+++ Supplied information +++

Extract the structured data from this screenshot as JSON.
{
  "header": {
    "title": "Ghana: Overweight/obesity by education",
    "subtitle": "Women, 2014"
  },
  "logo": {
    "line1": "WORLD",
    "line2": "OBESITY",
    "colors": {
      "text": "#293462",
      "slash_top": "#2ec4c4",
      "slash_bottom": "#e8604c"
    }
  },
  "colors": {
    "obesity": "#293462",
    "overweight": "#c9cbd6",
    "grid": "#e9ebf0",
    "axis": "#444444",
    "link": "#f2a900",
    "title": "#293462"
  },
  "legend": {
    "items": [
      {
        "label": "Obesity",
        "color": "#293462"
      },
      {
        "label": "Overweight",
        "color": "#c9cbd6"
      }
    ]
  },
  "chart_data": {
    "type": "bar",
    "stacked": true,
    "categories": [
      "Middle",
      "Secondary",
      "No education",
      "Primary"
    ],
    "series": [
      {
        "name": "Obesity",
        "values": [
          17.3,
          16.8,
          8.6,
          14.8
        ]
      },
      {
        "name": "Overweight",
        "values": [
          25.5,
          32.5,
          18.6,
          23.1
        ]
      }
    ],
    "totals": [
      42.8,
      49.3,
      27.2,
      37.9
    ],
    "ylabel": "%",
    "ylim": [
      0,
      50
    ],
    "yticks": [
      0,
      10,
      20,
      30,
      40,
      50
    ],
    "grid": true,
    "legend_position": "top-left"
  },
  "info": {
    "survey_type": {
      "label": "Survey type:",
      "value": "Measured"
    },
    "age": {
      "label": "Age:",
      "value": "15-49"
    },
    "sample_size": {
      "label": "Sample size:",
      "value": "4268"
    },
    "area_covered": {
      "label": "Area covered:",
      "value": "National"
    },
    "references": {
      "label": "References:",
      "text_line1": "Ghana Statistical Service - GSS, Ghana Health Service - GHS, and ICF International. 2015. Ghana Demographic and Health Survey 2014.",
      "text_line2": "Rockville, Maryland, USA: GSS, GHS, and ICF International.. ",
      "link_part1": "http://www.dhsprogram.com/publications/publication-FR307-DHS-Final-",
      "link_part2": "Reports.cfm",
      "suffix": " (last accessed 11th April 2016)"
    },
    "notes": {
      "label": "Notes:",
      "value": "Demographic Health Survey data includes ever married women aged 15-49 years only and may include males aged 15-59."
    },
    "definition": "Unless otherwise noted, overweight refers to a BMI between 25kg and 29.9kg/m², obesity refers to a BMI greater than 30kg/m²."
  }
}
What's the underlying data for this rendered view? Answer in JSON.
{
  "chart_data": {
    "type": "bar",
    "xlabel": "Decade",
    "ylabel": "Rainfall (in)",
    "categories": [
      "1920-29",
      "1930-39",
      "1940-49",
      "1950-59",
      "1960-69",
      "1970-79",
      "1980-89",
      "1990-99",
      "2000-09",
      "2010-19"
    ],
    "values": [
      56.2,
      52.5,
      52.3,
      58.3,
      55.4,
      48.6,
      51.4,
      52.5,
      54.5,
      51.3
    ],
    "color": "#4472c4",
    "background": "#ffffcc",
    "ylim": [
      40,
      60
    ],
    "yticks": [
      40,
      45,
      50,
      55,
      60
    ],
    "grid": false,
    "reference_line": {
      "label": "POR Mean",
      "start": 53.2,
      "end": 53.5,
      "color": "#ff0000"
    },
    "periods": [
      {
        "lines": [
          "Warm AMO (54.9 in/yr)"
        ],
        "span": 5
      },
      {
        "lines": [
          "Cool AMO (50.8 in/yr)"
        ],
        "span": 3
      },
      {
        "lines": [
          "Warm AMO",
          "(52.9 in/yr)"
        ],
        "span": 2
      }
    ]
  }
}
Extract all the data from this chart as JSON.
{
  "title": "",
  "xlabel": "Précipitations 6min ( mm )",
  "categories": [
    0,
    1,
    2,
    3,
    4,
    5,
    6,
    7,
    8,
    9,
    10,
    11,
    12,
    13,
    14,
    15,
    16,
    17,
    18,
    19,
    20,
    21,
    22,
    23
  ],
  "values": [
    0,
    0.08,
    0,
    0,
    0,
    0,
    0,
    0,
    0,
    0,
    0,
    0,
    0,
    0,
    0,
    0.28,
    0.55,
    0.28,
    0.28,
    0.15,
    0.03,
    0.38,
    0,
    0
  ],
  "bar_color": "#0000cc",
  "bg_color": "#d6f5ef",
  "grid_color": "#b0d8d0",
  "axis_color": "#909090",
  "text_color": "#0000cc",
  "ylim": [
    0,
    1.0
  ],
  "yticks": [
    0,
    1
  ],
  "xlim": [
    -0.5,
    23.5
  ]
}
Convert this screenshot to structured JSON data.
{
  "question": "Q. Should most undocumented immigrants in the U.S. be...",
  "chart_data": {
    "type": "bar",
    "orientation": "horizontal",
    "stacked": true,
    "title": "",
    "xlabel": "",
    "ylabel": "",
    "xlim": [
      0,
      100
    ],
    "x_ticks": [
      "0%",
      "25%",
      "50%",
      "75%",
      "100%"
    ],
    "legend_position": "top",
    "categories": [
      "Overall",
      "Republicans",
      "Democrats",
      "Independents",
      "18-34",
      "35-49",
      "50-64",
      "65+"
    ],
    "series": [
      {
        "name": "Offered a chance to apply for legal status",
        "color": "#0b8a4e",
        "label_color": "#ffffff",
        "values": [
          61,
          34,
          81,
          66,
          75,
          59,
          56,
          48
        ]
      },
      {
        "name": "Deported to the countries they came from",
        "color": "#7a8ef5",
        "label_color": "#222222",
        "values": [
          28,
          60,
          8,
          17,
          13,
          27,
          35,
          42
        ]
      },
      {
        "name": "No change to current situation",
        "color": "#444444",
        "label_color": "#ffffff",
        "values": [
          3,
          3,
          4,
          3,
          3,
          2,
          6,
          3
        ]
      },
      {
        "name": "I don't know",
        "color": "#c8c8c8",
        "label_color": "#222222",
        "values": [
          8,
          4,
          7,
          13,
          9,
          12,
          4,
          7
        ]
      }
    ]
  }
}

+++

### Prompt
Print back all the lines verbatim.

### Completed task
Extract the structured data from this screenshot as JSON.
{
  "header": {
    "title": "Ghana: Overweight/obesity by education",
    "subtitle": "Women, 2014"
  },
  "logo": {
    "line1": "WORLD",
    "line2": "OBESITY",
    "colors": {
      "text": "#293462",
      "slash_top": "#2ec4c4",
      "slash_bottom": "#e8604c"
    }
  },
  "colors": {
    "obesity": "#293462",
    "overweight": "#c9cbd6",
    "grid": "#e9ebf0",
    "axis": "#444444",
    "link": "#f2a900",
    "title": "#293462"
  },
  "legend": {
    "items": [
      {
        "label": "Obesity",
        "color": "#293462"
      },
      {
        "label": "Overweight",
        "color": "#c9cbd6"
      }
    ]
  },
  "chart_data": {
    "type": "bar",
    "stacked": true,
    "categories": [
      "Middle",
      "Secondary",
      "No education",
      "Primary"
    ],
    "series": [
      {
        "name": "Obesity",
        "values": [
          17.3,
          16.8,
          8.6,
          14.8
        ]
      },
      {
        "name": "Overweight",
        "values": [
          25.5,
          32.5,
          18.6,
          23.1
        ]
      }
    ],
    "totals": [
      42.8,
      49.3,
      27.2,
      37.9
    ],
    "ylabel": "%",
    "ylim": [
      0,
      50
    ],
    "yticks": [
      0,
      10,
      20,
      30,
      40,
      50
    ],
    "grid": true,
    "legend_position": "top-left"
  },
  "info": {
    "survey_type": {
      "label": "Survey type:",
      "value": "Measured"
    },
    "age": {
      "label": "Age:",
      "value": "15-49"
    },
    "sample_size": {
      "label": "Sample size:",
      "value": "4268"
    },
    "area_covered": {
      "label": "Area covered:",
      "value": "National"
    },
    "references": {
      "label": "References:",
      "text_line1": "Ghana Statistical Service - GSS, Ghana Health Service - GHS, and ICF International. 2015. Ghana Demographic and Health Survey 2014.",
      "text_line2": "Rockville, Maryland, USA: GSS, GHS, and ICF International.. ",
      "link_part1": "http://www.dhsprogram.com/publications/publication-FR307-DHS-Final-",
      "link_part2": "Reports.cfm",
      "suffix": " (last accessed 11th April 2016)"
    },
    "notes": {
      "label": "Notes:",
      "value": "Demographic Health Survey data includes ever married women aged 15-49 years only and may include males aged 15-59."
    },
    "definition": "Unless otherwise noted, overweight refers to a BMI between 25kg and 29.9kg/m², obesity refers to a BMI greater than 30kg/m²."
  }
}
What's the underlying data for this rendered view? Answer in JSON.
{
  "chart_data": {
    "type": "bar",
    "xlabel": "Decade",
    "ylabel": "Rainfall (in)",
    "categories": [
      "1920-29",
      "1930-39",
      "1940-49",
      "1950-59",
      "1960-69",
      "1970-79",
      "1980-89",
      "1990-99",
      "2000-09",
      "2010-19"
    ],
    "values": [
      56.2,
      52.5,
      52.3,
      58.3,
      55.4,
      48.6,
      51.4,
      52.5,
      54.5,
      51.3
    ],
    "color": "#4472c4",
    "background": "#ffffcc",
    "ylim": [
      40,
      60
    ],
    "yticks": [
      40,
      45,
      50,
      55,
      60
    ],
    "grid": false,
    "reference_line": {
      "label": "POR Mean",
      "start": 53.2,
      "end": 53.5,
      "color": "#ff0000"
    },
    "periods": [
      {
        "lines": [
          "Warm AMO (54.9 in/yr)"
        ],
        "span": 5
      },
      {
        "lines": [
          "Cool AMO (50.8 in/yr)"
        ],
        "span": 3
      },
      {
        "lines": [
          "Warm AMO",
          "(52.9 in/yr)"
        ],
        "span": 2
      }
    ]
  }
}
Extract all the data from this chart as JSON.
{
  "title": "",
  "xlabel": "Précipitations 6min ( mm )",
  "categories": [
    0,
    1,
    2,
    3,
    4,
    5,
    6,
    7,
    8,
    9,
    10,
    11,
    12,
    13,
    14,
    15,
    16,
    17,
    18,
    19,
    20,
    21,
    22,
    23
  ],
  "values": [
    0,
    0.08,
    0,
    0,
    0,
    0,
    0,
    0,
    0,
    0,
    0,
    0,
    0,
    0,
    0,
    0.28,
    0.55,
    0.28,
    0.28,
    0.15,
    0.03,
    0.38,
    0,
    0
  ],
  "bar_color": "#0000cc",
  "bg_color": "#d6f5ef",
  "grid_color": "#b0d8d0",
  "axis_color": "#909090",
  "text_color": "#0000cc",
  "ylim": [
    0,
    1.0
  ],
  "yticks": [
    0,
    1
  ],
  "xlim": [
    -0.5,
    23.5
  ]
}
Convert this screenshot to structured JSON data.
{
  "question": "Q. Should most undocumented immigrants in the U.S. be...",
  "chart_data": {
    "type": "bar",
    "orientation": "horizontal",
    "stacked": true,
    "title": "",
    "xlabel": "",
    "ylabel": "",
    "xlim": [
      0,
      100
    ],
    "x_ticks": [
      "0%",
      "25%",
      "50%",
      "75%",
      "100%"
    ],
    "legend_position": "top",
    "categories": [
      "Overall",
      "Republicans",
      "Democrats",
      "Independents",
      "18-34",
      "35-49",
      "50-64",
      "65+"
    ],
    "series": [
      {
        "name": "Offered a chance to apply for legal status",
        "color": "#0b8a4e",
        "label_color": "#ffffff",
        "values": [
          61,
          34,
          81,
          66,
          75,
          59,
          56,
          48
        ]
      },
      {
        "name": "Deported to the countries they came from",
        "color": "#7a8ef5",
        "label_color": "#222222",
        "values": [
          28,
          60,
          8,
          17,
          13,
          27,
          35,
          42
        ]
      },
      {
        "name": "No change to current situation",
        "color": "#444444",
        "label_color": "#ffffff",
        "values": [
          3,
          3,
          4,
          3,
          3,
          2,
          6,
          3
        ]
      },
      {
        "name": "I don't know",
        "color": "#c8c8c8",
        "label_color": "#222222",
        "values": [
          8,
          4,
          7,
          13,
          9,
          12,
          4,
          7
        ]
      }
    ]
  }
}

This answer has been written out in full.